— start of Data records —
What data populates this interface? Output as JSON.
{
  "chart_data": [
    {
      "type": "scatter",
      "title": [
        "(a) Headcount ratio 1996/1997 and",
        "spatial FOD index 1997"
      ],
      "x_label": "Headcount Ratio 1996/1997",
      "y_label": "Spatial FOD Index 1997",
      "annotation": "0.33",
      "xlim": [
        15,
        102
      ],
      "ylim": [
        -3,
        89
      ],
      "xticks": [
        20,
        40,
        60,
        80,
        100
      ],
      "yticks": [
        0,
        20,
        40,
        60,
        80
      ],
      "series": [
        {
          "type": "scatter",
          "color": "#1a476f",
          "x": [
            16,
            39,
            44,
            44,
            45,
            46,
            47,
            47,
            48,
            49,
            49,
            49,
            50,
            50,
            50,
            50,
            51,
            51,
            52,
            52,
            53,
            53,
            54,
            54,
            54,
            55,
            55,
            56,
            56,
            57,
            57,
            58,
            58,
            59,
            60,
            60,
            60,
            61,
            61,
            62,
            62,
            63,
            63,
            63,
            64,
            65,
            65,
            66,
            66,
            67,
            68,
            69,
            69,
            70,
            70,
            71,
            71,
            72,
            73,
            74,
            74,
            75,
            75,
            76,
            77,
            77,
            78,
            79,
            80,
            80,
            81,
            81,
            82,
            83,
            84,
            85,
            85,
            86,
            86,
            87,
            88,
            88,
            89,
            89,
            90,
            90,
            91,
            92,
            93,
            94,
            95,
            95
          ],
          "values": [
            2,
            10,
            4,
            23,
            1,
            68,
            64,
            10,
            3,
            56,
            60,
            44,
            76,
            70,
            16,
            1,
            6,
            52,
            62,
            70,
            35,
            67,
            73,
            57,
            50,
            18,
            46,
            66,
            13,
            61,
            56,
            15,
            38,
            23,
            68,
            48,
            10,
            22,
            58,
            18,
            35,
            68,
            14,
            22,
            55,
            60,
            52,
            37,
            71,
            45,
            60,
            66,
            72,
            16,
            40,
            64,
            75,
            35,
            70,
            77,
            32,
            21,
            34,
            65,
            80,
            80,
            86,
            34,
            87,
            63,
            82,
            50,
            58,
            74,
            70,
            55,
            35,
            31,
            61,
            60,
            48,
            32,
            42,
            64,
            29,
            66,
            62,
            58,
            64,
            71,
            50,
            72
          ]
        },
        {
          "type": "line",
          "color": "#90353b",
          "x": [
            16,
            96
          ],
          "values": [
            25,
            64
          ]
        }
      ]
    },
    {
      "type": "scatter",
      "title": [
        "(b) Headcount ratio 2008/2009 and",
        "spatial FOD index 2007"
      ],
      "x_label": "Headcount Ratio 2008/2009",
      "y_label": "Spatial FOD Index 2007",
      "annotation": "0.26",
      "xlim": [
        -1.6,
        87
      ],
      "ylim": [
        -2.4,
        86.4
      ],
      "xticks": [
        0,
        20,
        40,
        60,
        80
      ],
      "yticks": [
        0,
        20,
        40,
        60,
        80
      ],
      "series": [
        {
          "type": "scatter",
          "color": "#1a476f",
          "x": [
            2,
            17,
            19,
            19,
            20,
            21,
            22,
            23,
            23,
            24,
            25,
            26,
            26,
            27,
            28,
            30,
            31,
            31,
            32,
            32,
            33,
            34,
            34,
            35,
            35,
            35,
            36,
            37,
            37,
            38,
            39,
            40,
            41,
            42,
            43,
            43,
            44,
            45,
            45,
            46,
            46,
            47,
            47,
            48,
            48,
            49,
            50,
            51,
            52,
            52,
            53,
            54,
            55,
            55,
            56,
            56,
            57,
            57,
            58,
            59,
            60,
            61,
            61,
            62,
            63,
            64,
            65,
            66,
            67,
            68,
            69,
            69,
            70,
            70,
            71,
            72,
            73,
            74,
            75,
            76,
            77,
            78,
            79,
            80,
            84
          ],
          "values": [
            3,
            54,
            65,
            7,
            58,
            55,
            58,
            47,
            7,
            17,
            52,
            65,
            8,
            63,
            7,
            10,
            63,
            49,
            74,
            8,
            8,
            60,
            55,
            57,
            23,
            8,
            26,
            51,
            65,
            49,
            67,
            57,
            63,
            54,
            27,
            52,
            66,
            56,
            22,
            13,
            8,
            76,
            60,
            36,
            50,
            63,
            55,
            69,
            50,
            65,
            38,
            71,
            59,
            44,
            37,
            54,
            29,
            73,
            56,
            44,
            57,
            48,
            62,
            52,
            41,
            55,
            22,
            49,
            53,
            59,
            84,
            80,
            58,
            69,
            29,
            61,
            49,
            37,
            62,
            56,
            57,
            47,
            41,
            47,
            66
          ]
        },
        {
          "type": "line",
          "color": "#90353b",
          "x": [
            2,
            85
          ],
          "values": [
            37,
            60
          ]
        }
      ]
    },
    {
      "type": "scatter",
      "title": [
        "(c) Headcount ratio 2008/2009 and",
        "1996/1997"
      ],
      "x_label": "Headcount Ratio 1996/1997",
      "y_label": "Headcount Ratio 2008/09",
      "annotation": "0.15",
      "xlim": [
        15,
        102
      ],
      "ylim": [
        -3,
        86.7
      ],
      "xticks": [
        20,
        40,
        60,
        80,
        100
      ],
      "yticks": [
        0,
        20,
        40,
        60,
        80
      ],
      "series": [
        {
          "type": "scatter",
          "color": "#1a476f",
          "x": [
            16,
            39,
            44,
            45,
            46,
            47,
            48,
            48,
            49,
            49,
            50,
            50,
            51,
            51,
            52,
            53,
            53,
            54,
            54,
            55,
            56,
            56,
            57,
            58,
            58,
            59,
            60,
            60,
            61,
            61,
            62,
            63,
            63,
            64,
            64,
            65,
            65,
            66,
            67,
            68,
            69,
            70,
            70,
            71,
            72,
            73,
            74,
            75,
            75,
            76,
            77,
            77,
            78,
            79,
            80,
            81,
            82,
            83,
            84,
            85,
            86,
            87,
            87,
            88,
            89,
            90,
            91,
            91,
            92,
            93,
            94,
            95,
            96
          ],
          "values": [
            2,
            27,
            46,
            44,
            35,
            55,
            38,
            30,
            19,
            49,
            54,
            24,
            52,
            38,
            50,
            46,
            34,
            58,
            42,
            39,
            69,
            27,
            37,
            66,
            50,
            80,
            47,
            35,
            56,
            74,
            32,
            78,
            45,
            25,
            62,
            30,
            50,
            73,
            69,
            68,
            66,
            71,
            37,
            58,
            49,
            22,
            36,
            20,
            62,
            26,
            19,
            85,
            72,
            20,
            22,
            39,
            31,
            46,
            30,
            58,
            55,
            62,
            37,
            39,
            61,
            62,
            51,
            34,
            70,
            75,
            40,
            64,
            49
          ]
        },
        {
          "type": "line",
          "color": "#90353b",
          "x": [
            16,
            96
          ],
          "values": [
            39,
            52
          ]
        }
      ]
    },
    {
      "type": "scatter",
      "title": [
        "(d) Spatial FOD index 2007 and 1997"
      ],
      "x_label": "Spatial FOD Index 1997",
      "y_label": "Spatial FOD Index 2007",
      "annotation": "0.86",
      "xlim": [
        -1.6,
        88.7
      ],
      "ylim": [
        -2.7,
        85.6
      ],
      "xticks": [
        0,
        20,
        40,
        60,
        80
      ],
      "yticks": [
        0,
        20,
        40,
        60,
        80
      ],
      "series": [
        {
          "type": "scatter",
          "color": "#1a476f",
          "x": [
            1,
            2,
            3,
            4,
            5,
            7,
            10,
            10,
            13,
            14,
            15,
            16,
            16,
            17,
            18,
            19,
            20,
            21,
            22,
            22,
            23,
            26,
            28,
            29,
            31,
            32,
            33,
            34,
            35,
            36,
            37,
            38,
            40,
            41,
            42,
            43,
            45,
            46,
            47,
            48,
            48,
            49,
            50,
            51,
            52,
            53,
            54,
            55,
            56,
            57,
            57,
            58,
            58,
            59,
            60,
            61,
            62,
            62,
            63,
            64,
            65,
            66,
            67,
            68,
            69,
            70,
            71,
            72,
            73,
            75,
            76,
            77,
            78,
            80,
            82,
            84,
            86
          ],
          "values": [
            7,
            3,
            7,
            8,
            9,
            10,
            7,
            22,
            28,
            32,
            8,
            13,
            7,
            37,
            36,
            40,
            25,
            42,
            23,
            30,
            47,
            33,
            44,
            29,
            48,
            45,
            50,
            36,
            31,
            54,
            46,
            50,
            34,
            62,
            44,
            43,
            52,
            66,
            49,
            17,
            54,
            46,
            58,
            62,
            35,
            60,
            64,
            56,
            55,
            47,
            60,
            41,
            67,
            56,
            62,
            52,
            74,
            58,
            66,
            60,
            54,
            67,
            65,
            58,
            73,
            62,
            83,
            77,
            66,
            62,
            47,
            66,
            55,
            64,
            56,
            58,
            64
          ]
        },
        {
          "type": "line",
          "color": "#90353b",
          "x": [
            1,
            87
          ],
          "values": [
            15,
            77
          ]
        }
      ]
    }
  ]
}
— end of Data records —
Problem description:
Which lines of the material contain the string "annotation"? List each of them.

The reply:
      "annotation": "0.33",
      "annotation": "0.26",
      "annotation": "0.15",
      "annotation": "0.86",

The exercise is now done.